• Exercise description
Please give nothing except the number of lines in the records below that include the word "NUTRICIONAL".

(Transcribed document page entries)
┄┄┄┄┄┄┄┄┄┄
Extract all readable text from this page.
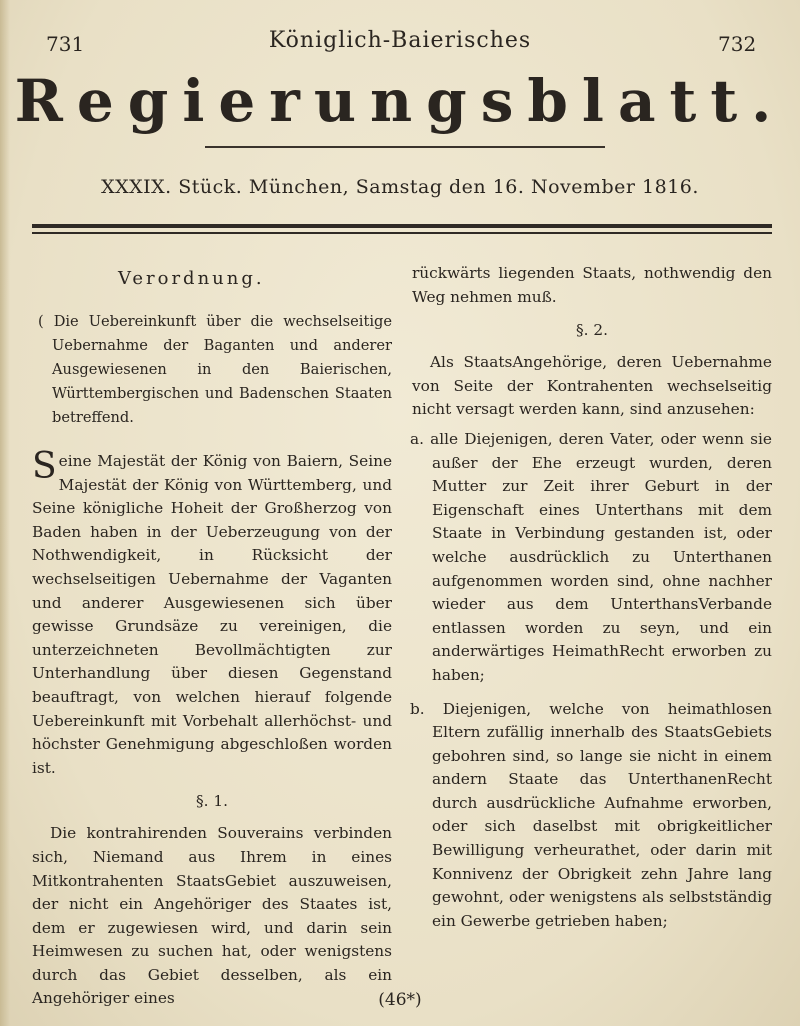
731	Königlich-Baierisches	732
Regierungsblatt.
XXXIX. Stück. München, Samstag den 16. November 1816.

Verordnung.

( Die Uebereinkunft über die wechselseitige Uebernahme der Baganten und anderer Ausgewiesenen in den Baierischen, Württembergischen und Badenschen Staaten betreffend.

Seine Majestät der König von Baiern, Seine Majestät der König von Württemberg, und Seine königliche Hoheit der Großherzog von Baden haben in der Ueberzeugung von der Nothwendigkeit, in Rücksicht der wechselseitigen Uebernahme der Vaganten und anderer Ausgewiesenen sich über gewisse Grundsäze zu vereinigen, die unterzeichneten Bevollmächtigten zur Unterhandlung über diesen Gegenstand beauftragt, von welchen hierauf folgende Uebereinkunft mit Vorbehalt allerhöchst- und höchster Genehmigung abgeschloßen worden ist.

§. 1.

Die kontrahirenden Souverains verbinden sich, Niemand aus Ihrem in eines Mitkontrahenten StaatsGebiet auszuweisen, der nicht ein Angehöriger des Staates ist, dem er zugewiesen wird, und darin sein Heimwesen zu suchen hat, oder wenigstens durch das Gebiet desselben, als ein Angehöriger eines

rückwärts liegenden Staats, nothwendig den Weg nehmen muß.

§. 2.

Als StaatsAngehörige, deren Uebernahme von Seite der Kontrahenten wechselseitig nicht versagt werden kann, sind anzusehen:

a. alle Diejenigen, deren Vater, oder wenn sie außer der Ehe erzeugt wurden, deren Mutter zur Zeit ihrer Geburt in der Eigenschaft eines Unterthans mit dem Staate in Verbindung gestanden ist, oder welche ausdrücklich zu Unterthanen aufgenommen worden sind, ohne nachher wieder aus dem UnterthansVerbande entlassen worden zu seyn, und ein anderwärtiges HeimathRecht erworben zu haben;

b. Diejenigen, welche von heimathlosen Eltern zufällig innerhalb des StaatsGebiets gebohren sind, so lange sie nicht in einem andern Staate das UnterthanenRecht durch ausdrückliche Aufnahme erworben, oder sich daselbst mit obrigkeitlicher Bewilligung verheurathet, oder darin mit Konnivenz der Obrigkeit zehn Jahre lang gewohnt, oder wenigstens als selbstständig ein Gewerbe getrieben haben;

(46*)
┄┄┄┄┄┄┄┄┄┄
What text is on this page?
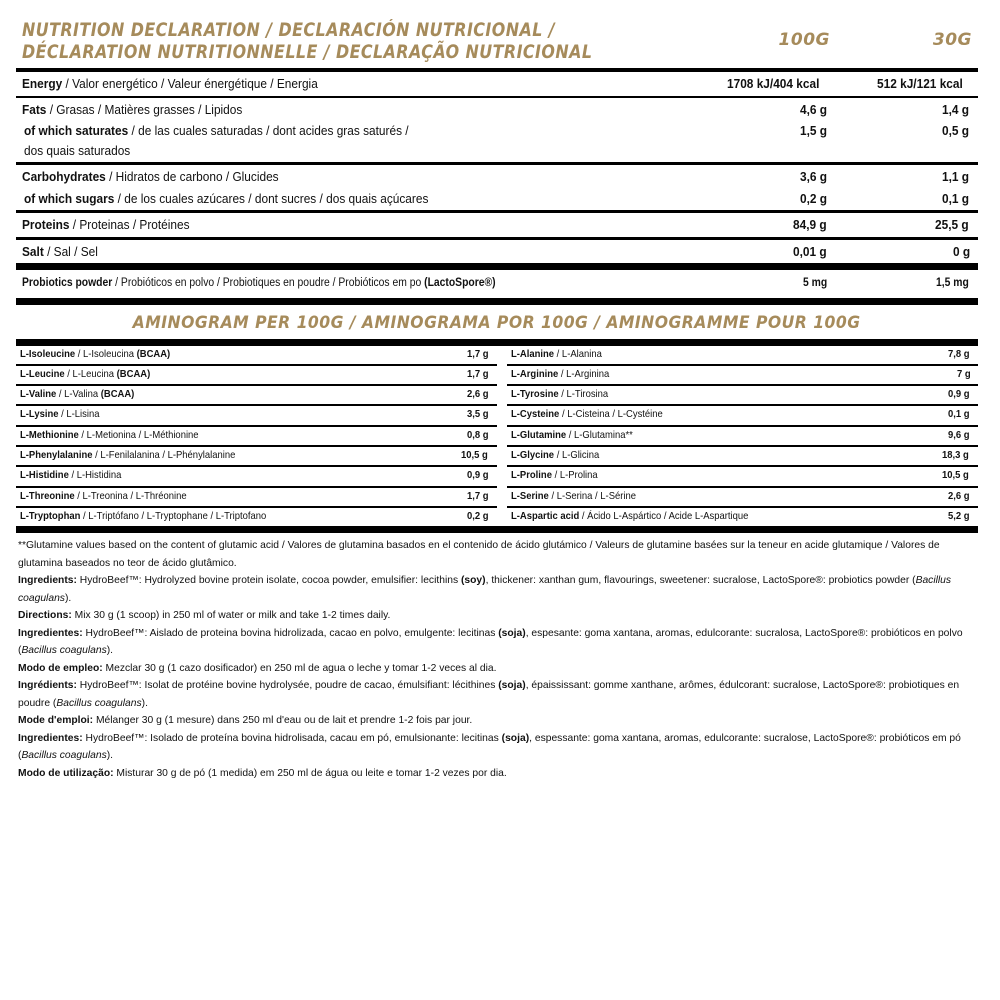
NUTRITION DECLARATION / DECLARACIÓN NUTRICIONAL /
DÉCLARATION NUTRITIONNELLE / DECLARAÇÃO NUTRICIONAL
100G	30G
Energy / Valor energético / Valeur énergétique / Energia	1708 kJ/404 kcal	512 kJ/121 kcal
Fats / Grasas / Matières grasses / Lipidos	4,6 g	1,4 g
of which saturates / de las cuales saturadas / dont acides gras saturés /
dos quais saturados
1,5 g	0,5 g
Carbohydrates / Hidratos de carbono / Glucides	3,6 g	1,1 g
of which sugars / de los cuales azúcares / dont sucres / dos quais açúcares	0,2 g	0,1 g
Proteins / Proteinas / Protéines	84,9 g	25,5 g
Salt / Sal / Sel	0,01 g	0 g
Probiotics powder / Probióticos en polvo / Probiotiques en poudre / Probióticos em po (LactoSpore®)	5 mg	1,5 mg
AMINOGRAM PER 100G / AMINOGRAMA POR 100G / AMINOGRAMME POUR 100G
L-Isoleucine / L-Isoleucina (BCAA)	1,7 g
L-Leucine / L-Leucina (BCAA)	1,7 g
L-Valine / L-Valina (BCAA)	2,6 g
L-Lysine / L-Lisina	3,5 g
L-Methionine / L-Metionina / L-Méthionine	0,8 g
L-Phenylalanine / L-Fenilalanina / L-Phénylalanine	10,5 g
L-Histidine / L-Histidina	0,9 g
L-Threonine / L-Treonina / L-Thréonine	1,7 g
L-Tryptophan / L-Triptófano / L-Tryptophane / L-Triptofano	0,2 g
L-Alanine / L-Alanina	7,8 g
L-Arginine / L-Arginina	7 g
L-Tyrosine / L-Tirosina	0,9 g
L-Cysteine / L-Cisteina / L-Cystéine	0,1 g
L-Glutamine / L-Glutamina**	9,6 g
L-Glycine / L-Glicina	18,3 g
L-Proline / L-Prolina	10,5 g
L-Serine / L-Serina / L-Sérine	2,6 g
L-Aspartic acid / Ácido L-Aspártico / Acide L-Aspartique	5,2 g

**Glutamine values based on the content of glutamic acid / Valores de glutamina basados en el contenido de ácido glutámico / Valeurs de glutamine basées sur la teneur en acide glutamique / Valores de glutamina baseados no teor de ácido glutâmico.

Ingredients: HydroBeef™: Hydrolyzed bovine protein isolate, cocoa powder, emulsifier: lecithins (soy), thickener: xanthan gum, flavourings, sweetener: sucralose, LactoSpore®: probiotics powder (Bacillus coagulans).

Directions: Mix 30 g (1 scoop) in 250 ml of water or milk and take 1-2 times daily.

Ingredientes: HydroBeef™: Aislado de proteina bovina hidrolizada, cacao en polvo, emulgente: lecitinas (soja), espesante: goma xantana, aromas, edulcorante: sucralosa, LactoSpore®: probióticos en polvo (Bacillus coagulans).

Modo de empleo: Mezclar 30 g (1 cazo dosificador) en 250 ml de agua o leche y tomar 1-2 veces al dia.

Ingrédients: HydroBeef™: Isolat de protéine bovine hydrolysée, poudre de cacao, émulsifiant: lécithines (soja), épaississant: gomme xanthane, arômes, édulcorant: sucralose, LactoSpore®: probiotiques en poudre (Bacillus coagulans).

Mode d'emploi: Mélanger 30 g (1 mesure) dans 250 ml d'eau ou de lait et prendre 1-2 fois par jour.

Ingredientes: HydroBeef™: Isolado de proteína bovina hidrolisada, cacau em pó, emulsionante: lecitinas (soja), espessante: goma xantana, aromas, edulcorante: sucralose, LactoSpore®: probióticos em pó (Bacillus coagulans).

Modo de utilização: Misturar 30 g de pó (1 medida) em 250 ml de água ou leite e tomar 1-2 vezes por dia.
┄┄┄┄┄┄┄┄┄┄
• Answer space
2